#### Extracted entries
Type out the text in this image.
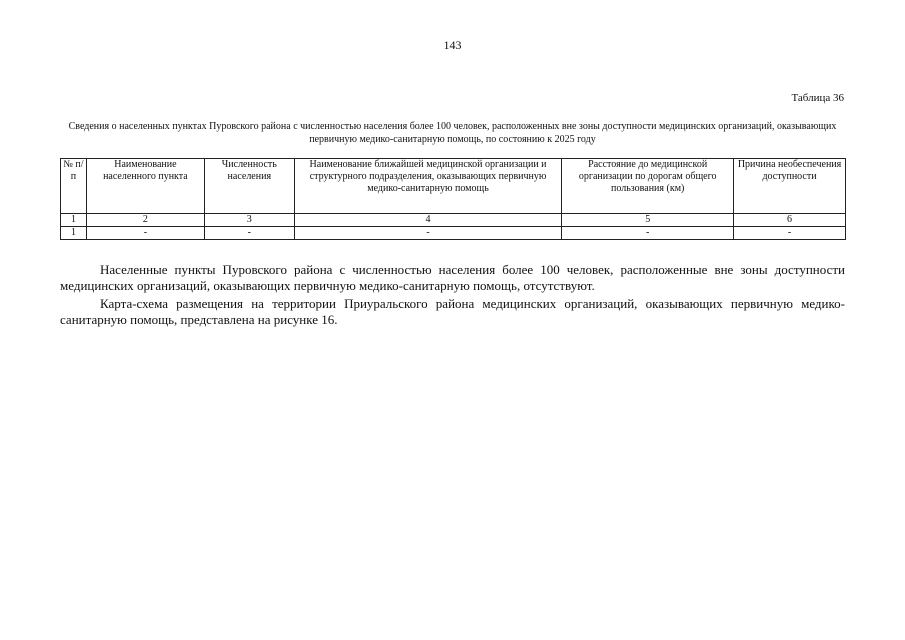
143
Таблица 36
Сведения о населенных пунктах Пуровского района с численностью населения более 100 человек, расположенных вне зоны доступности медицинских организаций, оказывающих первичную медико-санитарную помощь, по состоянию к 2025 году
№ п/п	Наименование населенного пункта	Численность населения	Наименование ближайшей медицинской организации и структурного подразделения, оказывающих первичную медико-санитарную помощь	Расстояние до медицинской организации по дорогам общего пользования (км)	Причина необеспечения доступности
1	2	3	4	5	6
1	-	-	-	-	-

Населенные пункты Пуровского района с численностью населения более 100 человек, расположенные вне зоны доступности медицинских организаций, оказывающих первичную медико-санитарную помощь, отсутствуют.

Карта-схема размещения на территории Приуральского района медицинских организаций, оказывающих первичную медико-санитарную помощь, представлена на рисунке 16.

#### What is required
Every line in the data that holds "помощь" should be copied out.

#### Written reply
Сведения о населенных пунктах Пуровского района с численностью населения более 100 человек, расположенных вне зоны доступности медицинских организаций, оказывающих первичную медико-санитарную помощь, по состоянию к 2025 году
№ п/п	Наименование населенного пункта	Численность населения	Наименование ближайшей медицинской организации и структурного подразделения, оказывающих первичную медико-санитарную помощь	Расстояние до медицинской организации по дорогам общего пользования (км)	Причина необеспечения доступности
Населенные пункты Пуровского района с численностью населения более 100 человек, расположенные вне зоны доступности медицинских организаций, оказывающих первичную медико-санитарную помощь, отсутствуют.
Карта-схема размещения на территории Приуральского района медицинских организаций, оказывающих первичную медико-санитарную помощь, представлена на рисунке 16.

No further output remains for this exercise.